::: Task material :::

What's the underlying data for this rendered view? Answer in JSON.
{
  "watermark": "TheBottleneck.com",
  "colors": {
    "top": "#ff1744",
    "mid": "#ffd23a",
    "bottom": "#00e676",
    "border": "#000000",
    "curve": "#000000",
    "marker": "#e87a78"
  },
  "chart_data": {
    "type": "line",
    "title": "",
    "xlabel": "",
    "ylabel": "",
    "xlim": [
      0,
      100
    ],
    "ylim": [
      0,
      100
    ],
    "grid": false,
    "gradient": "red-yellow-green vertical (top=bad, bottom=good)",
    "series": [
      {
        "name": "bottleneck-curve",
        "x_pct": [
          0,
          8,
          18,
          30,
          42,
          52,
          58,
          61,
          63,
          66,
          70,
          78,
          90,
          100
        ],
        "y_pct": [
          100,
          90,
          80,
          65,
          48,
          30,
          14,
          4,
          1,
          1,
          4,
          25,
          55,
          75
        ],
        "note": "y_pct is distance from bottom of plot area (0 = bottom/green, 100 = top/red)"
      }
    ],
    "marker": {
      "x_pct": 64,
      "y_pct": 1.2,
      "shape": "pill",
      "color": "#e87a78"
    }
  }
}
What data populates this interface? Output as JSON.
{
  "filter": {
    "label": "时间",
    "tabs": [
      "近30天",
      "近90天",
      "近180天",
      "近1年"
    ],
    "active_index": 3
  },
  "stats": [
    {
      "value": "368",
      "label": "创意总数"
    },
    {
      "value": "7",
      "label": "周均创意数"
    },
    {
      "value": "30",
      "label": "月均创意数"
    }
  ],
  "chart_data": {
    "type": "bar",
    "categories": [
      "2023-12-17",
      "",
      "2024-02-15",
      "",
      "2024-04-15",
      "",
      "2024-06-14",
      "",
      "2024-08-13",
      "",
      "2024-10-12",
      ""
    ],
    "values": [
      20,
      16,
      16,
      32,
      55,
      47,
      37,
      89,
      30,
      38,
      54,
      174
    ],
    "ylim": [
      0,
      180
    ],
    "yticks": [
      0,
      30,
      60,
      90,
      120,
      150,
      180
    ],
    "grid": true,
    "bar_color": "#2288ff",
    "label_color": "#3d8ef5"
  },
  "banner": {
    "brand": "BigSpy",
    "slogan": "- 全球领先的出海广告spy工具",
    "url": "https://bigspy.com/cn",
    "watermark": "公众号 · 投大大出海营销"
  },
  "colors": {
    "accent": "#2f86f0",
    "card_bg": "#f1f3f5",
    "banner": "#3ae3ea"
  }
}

:::

*Exercise instructions*:
Write the material out exactly, with nothing left out.

*Written response*:
What's the underlying data for this rendered view? Answer in JSON.
{
  "watermark": "TheBottleneck.com",
  "colors": {
    "top": "#ff1744",
    "mid": "#ffd23a",
    "bottom": "#00e676",
    "border": "#000000",
    "curve": "#000000",
    "marker": "#e87a78"
  },
  "chart_data": {
    "type": "line",
    "title": "",
    "xlabel": "",
    "ylabel": "",
    "xlim": [
      0,
      100
    ],
    "ylim": [
      0,
      100
    ],
    "grid": false,
    "gradient": "red-yellow-green vertical (top=bad, bottom=good)",
    "series": [
      {
        "name": "bottleneck-curve",
        "x_pct": [
          0,
          8,
          18,
          30,
          42,
          52,
          58,
          61,
          63,
          66,
          70,
          78,
          90,
          100
        ],
        "y_pct": [
          100,
          90,
          80,
          65,
          48,
          30,
          14,
          4,
          1,
          1,
          4,
          25,
          55,
          75
        ],
        "note": "y_pct is distance from bottom of plot area (0 = bottom/green, 100 = top/red)"
      }
    ],
    "marker": {
      "x_pct": 64,
      "y_pct": 1.2,
      "shape": "pill",
      "color": "#e87a78"
    }
  }
}
What data populates this interface? Output as JSON.
{
  "filter": {
    "label": "时间",
    "tabs": [
      "近30天",
      "近90天",
      "近180天",
      "近1年"
    ],
    "active_index": 3
  },
  "stats": [
    {
      "value": "368",
      "label": "创意总数"
    },
    {
      "value": "7",
      "label": "周均创意数"
    },
    {
      "value": "30",
      "label": "月均创意数"
    }
  ],
  "chart_data": {
    "type": "bar",
    "categories": [
      "2023-12-17",
      "",
      "2024-02-15",
      "",
      "2024-04-15",
      "",
      "2024-06-14",
      "",
      "2024-08-13",
      "",
      "2024-10-12",
      ""
    ],
    "values": [
      20,
      16,
      16,
      32,
      55,
      47,
      37,
      89,
      30,
      38,
      54,
      174
    ],
    "ylim": [
      0,
      180
    ],
    "yticks": [
      0,
      30,
      60,
      90,
      120,
      150,
      180
    ],
    "grid": true,
    "bar_color": "#2288ff",
    "label_color": "#3d8ef5"
  },
  "banner": {
    "brand": "BigSpy",
    "slogan": "- 全球领先的出海广告spy工具",
    "url": "https://bigspy.com/cn",
    "watermark": "公众号 · 投大大出海营销"
  },
  "colors": {
    "accent": "#2f86f0",
    "card_bg": "#f1f3f5",
    "banner": "#3ae3ea"
  }
}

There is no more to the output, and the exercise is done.